Records to use
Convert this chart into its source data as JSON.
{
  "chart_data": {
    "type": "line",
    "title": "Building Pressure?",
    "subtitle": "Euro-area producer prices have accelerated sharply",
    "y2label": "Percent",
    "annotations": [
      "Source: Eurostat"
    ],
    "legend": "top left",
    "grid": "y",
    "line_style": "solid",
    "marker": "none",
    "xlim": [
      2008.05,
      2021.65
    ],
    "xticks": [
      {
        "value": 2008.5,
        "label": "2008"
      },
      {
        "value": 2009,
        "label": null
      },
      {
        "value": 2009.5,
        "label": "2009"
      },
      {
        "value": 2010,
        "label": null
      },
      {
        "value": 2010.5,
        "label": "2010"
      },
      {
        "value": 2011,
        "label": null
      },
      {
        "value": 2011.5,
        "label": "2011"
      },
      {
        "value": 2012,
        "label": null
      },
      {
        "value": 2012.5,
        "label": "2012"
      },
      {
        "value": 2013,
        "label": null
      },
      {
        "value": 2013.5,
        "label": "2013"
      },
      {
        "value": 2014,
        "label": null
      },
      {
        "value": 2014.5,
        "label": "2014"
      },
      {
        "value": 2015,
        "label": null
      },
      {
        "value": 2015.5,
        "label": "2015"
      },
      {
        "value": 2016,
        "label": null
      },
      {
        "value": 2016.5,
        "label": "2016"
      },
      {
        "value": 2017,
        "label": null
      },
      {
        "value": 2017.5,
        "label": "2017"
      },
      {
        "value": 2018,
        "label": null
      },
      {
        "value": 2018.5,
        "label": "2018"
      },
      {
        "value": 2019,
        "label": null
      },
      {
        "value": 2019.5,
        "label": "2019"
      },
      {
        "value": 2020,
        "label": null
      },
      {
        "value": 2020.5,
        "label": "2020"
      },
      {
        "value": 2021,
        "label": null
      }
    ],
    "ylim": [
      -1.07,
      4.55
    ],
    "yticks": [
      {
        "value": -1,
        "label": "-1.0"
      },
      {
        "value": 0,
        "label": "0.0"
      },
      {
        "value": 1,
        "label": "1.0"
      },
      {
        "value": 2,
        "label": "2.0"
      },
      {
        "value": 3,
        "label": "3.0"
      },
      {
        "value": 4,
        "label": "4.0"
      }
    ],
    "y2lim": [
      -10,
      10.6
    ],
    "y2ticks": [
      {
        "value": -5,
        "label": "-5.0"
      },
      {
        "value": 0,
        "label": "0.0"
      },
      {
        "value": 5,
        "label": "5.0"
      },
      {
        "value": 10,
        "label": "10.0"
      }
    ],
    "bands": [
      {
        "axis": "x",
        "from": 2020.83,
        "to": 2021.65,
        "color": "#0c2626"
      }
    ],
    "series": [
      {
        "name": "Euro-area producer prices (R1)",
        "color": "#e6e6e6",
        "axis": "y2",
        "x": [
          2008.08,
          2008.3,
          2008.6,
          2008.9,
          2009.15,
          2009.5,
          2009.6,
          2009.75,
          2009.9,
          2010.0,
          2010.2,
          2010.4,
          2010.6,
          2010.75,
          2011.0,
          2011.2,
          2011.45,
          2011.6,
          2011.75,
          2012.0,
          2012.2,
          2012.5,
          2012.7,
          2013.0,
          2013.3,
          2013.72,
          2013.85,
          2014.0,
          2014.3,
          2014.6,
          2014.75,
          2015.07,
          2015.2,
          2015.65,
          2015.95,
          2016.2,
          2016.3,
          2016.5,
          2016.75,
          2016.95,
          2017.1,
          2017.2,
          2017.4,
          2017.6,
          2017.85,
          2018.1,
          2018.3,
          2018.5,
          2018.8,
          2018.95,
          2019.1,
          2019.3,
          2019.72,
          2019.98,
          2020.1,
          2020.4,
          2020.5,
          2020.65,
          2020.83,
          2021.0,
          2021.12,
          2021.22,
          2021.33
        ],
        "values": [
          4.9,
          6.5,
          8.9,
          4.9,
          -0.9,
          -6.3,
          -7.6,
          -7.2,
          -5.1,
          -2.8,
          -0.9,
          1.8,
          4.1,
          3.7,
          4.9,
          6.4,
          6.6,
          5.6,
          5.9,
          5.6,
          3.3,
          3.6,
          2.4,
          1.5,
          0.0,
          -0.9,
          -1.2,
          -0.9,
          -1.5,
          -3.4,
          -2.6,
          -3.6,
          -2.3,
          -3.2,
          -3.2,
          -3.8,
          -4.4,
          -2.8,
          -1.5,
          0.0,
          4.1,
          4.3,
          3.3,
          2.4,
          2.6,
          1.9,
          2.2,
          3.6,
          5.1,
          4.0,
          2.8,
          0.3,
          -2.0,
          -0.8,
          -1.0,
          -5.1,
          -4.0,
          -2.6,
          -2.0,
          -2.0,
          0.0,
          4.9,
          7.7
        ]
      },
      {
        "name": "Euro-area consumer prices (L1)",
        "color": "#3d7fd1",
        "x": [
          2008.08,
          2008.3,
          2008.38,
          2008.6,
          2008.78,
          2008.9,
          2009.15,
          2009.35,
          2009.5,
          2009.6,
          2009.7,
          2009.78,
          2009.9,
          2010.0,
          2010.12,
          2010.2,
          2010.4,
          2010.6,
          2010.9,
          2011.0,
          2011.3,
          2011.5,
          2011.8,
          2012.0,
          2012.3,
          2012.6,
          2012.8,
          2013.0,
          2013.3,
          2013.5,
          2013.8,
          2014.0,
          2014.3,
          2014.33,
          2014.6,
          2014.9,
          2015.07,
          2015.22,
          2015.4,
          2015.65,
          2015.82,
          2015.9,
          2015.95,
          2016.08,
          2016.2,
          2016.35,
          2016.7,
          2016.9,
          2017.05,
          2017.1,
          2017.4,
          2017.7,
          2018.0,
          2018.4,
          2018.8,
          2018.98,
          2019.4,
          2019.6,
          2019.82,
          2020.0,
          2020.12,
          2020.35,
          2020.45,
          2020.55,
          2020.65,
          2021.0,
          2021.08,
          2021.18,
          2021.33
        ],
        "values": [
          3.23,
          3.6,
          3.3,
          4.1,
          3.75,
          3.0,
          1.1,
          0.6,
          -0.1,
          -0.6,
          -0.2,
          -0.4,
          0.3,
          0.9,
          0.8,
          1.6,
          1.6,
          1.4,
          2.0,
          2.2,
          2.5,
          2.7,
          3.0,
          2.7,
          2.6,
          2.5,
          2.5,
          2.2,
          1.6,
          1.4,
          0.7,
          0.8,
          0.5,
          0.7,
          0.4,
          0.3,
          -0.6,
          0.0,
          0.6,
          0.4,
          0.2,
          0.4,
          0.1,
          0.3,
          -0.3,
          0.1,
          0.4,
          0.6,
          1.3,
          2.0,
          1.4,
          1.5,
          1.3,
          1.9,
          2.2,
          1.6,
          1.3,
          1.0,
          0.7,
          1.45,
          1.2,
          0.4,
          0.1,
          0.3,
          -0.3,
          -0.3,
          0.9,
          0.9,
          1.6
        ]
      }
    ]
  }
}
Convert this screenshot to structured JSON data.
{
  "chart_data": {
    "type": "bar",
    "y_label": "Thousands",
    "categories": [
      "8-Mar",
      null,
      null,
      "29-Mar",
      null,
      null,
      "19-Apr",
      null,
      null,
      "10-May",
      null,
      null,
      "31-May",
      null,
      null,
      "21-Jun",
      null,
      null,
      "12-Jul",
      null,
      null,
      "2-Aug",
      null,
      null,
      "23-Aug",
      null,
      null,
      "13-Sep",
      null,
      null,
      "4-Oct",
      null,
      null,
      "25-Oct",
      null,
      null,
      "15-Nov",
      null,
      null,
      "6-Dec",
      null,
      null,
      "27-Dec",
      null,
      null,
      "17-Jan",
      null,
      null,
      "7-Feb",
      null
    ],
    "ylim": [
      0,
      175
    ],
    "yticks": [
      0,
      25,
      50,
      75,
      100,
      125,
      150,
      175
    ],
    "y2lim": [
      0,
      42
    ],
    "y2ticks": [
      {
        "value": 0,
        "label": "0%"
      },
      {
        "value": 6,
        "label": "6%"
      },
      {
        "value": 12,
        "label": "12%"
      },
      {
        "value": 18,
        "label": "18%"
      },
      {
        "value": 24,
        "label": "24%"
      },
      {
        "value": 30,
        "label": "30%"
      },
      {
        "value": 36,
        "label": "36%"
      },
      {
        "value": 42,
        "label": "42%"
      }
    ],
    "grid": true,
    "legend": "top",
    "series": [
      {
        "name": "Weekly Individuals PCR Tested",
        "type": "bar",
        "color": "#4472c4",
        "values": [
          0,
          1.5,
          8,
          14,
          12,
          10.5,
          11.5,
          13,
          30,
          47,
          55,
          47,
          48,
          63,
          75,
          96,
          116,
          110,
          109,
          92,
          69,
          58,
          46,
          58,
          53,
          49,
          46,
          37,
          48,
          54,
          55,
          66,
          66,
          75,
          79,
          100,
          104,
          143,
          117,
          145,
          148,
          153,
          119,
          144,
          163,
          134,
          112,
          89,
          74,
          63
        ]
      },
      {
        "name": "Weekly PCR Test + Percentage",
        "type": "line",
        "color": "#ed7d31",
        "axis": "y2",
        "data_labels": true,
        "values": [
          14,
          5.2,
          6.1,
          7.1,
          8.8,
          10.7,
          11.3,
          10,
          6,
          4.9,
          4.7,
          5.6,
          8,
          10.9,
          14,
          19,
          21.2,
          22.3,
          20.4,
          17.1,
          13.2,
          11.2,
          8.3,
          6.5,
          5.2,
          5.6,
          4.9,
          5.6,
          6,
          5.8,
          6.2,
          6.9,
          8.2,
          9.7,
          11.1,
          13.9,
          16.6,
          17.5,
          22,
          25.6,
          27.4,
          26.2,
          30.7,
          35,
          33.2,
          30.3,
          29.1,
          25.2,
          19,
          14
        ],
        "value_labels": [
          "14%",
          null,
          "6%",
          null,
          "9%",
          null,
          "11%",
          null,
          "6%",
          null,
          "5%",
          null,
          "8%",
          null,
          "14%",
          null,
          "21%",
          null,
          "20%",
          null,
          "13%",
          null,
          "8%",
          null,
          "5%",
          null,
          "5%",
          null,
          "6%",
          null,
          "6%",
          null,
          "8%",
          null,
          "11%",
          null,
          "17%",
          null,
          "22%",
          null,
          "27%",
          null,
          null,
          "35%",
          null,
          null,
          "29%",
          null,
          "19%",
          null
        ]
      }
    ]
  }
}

Exercise
Identify the lines in the records above that contain the word "color", then state how many there are and nothing more.

Final result
5